» Stated problem
Copy all the entries word for word, but omit the pictures.

Stored data entries
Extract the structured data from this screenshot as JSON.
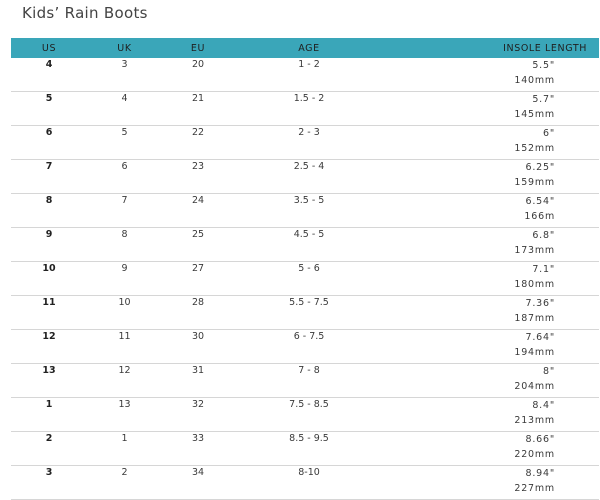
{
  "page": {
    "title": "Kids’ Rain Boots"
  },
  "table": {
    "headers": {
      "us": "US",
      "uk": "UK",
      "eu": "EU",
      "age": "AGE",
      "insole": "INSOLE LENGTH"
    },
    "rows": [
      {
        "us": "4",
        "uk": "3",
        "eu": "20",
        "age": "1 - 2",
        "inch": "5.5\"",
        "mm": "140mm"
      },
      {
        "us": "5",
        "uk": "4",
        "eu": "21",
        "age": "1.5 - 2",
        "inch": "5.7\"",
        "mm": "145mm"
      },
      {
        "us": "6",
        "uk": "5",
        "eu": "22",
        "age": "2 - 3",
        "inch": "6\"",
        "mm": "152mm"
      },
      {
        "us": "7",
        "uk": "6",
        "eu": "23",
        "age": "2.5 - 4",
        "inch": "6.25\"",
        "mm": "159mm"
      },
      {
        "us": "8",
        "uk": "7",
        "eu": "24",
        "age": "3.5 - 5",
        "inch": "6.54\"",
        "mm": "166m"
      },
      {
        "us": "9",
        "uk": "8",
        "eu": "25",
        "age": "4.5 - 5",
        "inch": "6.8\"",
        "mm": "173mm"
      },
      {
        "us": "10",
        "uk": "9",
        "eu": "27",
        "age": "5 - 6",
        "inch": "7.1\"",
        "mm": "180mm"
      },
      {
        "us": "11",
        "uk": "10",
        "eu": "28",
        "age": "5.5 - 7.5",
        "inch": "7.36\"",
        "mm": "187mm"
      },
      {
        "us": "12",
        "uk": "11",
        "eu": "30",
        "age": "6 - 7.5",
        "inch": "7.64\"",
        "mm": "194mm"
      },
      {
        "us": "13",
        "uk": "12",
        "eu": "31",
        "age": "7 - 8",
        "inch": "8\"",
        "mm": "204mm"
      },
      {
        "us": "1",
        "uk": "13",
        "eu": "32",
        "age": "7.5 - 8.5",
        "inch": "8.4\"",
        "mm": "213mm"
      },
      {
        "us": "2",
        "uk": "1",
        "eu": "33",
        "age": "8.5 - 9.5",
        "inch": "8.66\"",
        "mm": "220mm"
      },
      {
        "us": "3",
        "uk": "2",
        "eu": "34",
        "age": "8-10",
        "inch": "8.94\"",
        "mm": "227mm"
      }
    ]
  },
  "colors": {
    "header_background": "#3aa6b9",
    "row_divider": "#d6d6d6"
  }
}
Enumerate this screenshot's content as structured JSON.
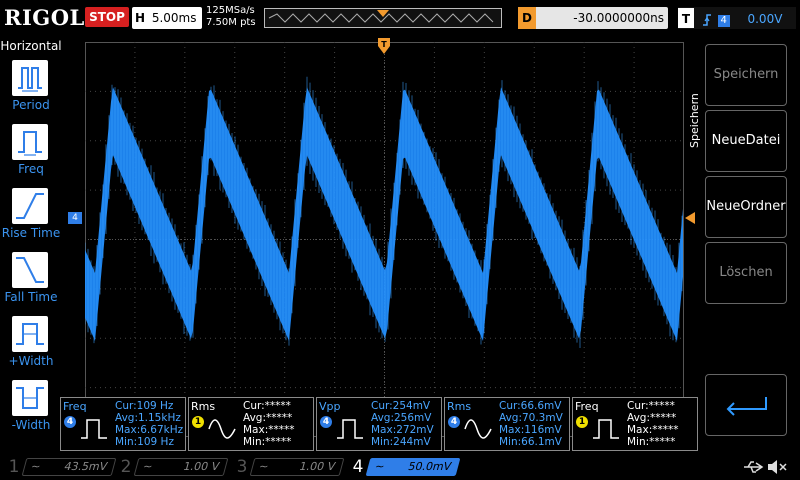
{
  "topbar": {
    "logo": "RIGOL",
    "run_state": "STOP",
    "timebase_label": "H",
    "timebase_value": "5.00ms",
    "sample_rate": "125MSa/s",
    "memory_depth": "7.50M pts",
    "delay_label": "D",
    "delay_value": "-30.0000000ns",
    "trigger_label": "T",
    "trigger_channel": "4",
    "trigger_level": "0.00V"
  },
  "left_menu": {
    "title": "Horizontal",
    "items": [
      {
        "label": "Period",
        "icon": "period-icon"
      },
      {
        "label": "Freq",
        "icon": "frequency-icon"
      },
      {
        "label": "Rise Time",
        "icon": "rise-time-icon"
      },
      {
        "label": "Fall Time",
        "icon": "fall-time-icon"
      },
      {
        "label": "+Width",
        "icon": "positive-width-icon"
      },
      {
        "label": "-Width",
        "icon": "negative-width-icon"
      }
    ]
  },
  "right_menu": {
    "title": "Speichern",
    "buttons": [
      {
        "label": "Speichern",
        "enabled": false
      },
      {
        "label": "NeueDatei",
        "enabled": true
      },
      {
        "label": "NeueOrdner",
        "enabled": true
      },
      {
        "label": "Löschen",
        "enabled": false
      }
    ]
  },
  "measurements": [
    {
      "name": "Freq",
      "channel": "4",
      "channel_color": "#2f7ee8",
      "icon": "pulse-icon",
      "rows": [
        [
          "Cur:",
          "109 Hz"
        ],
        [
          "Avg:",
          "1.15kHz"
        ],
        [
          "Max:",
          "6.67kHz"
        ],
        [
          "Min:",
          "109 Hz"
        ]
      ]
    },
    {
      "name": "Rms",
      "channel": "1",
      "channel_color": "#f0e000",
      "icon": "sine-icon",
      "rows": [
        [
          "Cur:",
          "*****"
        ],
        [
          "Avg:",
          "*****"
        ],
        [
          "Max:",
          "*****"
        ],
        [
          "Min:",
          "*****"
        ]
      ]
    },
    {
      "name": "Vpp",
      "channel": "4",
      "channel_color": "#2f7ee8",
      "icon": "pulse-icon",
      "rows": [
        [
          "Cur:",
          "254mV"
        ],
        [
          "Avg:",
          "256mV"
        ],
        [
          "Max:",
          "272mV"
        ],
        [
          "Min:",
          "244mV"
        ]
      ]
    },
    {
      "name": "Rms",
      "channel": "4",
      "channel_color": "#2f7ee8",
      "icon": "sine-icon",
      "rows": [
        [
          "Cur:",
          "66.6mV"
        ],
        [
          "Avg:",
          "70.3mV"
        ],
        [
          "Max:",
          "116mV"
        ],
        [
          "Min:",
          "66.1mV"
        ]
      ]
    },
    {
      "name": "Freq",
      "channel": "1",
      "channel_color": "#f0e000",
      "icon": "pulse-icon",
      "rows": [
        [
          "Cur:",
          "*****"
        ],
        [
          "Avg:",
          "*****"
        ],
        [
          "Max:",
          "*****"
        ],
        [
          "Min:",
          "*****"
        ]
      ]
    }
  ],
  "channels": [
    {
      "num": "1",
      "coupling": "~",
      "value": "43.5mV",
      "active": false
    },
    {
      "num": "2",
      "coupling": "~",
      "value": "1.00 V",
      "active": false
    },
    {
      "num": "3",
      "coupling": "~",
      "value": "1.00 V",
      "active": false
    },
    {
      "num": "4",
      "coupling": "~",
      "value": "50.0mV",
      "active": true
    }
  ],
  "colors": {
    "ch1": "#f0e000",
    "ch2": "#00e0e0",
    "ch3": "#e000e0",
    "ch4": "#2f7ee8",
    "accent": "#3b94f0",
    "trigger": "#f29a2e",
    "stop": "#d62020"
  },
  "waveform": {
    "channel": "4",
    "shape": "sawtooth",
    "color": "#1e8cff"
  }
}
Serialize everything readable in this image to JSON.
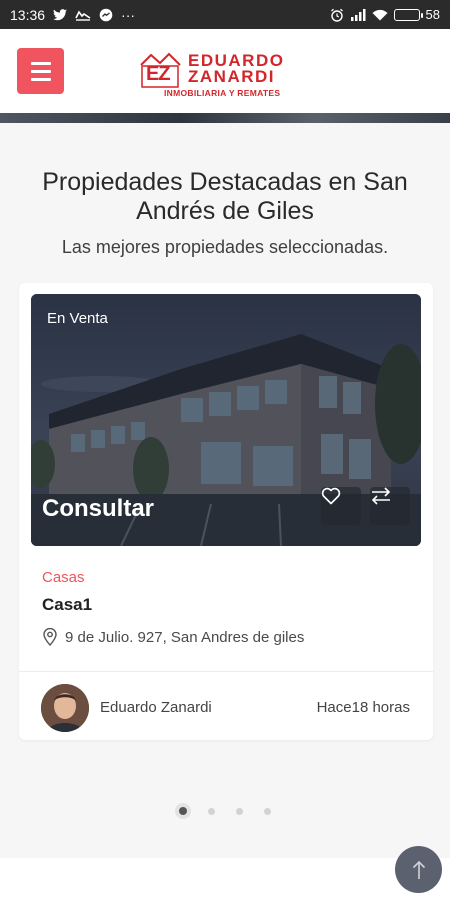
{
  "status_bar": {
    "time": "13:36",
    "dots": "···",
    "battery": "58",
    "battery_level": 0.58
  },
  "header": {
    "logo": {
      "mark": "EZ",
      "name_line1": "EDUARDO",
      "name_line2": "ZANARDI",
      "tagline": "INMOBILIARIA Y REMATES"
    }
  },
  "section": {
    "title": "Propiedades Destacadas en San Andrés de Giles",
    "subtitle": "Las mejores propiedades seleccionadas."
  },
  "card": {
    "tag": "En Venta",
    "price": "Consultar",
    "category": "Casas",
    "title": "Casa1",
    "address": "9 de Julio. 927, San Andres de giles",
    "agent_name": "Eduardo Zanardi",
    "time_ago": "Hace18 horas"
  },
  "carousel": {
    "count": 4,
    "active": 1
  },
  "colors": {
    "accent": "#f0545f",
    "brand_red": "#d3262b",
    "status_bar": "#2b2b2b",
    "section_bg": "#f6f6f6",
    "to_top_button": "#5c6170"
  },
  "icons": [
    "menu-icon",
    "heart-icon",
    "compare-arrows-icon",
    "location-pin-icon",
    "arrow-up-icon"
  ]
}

» Expected output
Extract the structured data from this screenshot as JSON.
{
  "page": {
    "title": "Kids’ Rain Boots"
  },
  "table": {
    "headers": {
      "us": "US",
      "uk": "UK",
      "eu": "EU",
      "age": "AGE",
      "insole": "INSOLE LENGTH"
    },
    "rows": [
      {
        "us": "4",
        "uk": "3",
        "eu": "20",
        "age": "1 - 2",
        "inch": "5.5\"",
        "mm": "140mm"
      },
      {
        "us": "5",
        "uk": "4",
        "eu": "21",
        "age": "1.5 - 2",
        "inch": "5.7\"",
        "mm": "145mm"
      },
      {
        "us": "6",
        "uk": "5",
        "eu": "22",
        "age": "2 - 3",
        "inch": "6\"",
        "mm": "152mm"
      },
      {
        "us": "7",
        "uk": "6",
        "eu": "23",
        "age": "2.5 - 4",
        "inch": "6.25\"",
        "mm": "159mm"
      },
      {
        "us": "8",
        "uk": "7",
        "eu": "24",
        "age": "3.5 - 5",
        "inch": "6.54\"",
        "mm": "166m"
      },
      {
        "us": "9",
        "uk": "8",
        "eu": "25",
        "age": "4.5 - 5",
        "inch": "6.8\"",
        "mm": "173mm"
      },
      {
        "us": "10",
        "uk": "9",
        "eu": "27",
        "age": "5 - 6",
        "inch": "7.1\"",
        "mm": "180mm"
      },
      {
        "us": "11",
        "uk": "10",
        "eu": "28",
        "age": "5.5 - 7.5",
        "inch": "7.36\"",
        "mm": "187mm"
      },
      {
        "us": "12",
        "uk": "11",
        "eu": "30",
        "age": "6 - 7.5",
        "inch": "7.64\"",
        "mm": "194mm"
      },
      {
        "us": "13",
        "uk": "12",
        "eu": "31",
        "age": "7 - 8",
        "inch": "8\"",
        "mm": "204mm"
      },
      {
        "us": "1",
        "uk": "13",
        "eu": "32",
        "age": "7.5 - 8.5",
        "inch": "8.4\"",
        "mm": "213mm"
      },
      {
        "us": "2",
        "uk": "1",
        "eu": "33",
        "age": "8.5 - 9.5",
        "inch": "8.66\"",
        "mm": "220mm"
      },
      {
        "us": "3",
        "uk": "2",
        "eu": "34",
        "age": "8-10",
        "inch": "8.94\"",
        "mm": "227mm"
      }
    ]
  },
  "colors": {
    "header_background": "#3aa6b9",
    "row_divider": "#d6d6d6"
  }
}
Enumerate this screenshot's content as structured JSON.
{
  "topbar": {
    "logo": "RIGOL",
    "run_state": "STOP",
    "timebase_label": "H",
    "timebase_value": "5.00ms",
    "sample_rate": "125MSa/s",
    "memory_depth": "7.50M pts",
    "delay_label": "D",
    "delay_value": "-30.0000000ns",
    "trigger_label": "T",
    "trigger_channel": "4",
    "trigger_level": "0.00V"
  },
  "left_menu": {
    "title": "Horizontal",
    "items": [
      {
        "label": "Period",
        "icon": "period-icon"
      },
      {
        "label": "Freq",
        "icon": "frequency-icon"
      },
      {
        "label": "Rise Time",
        "icon": "rise-time-icon"
      },
      {
        "label": "Fall Time",
        "icon": "fall-time-icon"
      },
      {
        "label": "+Width",
        "icon": "positive-width-icon"
      },
      {
        "label": "-Width",
        "icon": "negative-width-icon"
      }
    ]
  },
  "right_menu": {
    "title": "Speichern",
    "buttons": [
      {
        "label": "Speichern",
        "enabled": false
      },
      {
        "label": "NeueDatei",
        "enabled": true
      },
      {
        "label": "NeueOrdner",
        "enabled": true
      },
      {
        "label": "Löschen",
        "enabled": false
      }
    ]
  },
  "measurements": [
    {
      "name": "Freq",
      "channel": "4",
      "channel_color": "#2f7ee8",
      "icon": "pulse-icon",
      "rows": [
        [
          "Cur:",
          "109 Hz"
        ],
        [
          "Avg:",
          "1.15kHz"
        ],
        [
          "Max:",
          "6.67kHz"
        ],
        [
          "Min:",
          "109 Hz"
        ]
      ]
    },
    {
      "name": "Rms",
      "channel": "1",
      "channel_color": "#f0e000",
      "icon": "sine-icon",
      "rows": [
        [
          "Cur:",
          "*****"
        ],
        [
          "Avg:",
          "*****"
        ],
        [
          "Max:",
          "*****"
        ],
        [
          "Min:",
          "*****"
        ]
      ]
    },
    {
      "name": "Vpp",
      "channel": "4",
      "channel_color": "#2f7ee8",
      "icon": "pulse-icon",
      "rows": [
        [
          "Cur:",
          "254mV"
        ],
        [
          "Avg:",
          "256mV"
        ],
        [
          "Max:",
          "272mV"
        ],
        [
          "Min:",
          "244mV"
        ]
      ]
    },
    {
      "name": "Rms",
      "channel": "4",
      "channel_color": "#2f7ee8",
      "icon": "sine-icon",
      "rows": [
        [
          "Cur:",
          "66.6mV"
        ],
        [
          "Avg:",
          "70.3mV"
        ],
        [
          "Max:",
          "116mV"
        ],
        [
          "Min:",
          "66.1mV"
        ]
      ]
    },
    {
      "name": "Freq",
      "channel": "1",
      "channel_color": "#f0e000",
      "icon": "pulse-icon",
      "rows": [
        [
          "Cur:",
          "*****"
        ],
        [
          "Avg:",
          "*****"
        ],
        [
          "Max:",
          "*****"
        ],
        [
          "Min:",
          "*****"
        ]
      ]
    }
  ],
  "channels": [
    {
      "num": "1",
      "coupling": "~",
      "value": "43.5mV",
      "active": false
    },
    {
      "num": "2",
      "coupling": "~",
      "value": "1.00 V",
      "active": false
    },
    {
      "num": "3",
      "coupling": "~",
      "value": "1.00 V",
      "active": false
    },
    {
      "num": "4",
      "coupling": "~",
      "value": "50.0mV",
      "active": true
    }
  ],
  "colors": {
    "ch1": "#f0e000",
    "ch2": "#00e0e0",
    "ch3": "#e000e0",
    "ch4": "#2f7ee8",
    "accent": "#3b94f0",
    "trigger": "#f29a2e",
    "stop": "#d62020"
  },
  "waveform": {
    "channel": "4",
    "shape": "sawtooth",
    "color": "#1e8cff"
  }
}
Serialize everything readable in this image to JSON.
{
  "status_bar": {
    "time": "13:36",
    "dots": "···",
    "battery": "58",
    "battery_level": 0.58
  },
  "header": {
    "logo": {
      "mark": "EZ",
      "name_line1": "EDUARDO",
      "name_line2": "ZANARDI",
      "tagline": "INMOBILIARIA Y REMATES"
    }
  },
  "section": {
    "title": "Propiedades Destacadas en San Andrés de Giles",
    "subtitle": "Las mejores propiedades seleccionadas."
  },
  "card": {
    "tag": "En Venta",
    "price": "Consultar",
    "category": "Casas",
    "title": "Casa1",
    "address": "9 de Julio. 927, San Andres de giles",
    "agent_name": "Eduardo Zanardi",
    "time_ago": "Hace18 horas"
  },
  "carousel": {
    "count": 4,
    "active": 1
  },
  "colors": {
    "accent": "#f0545f",
    "brand_red": "#d3262b",
    "status_bar": "#2b2b2b",
    "section_bg": "#f6f6f6",
    "to_top_button": "#5c6170"
  },
  "icons": [
    "menu-icon",
    "heart-icon",
    "compare-arrows-icon",
    "location-pin-icon",
    "arrow-up-icon"
  ]
}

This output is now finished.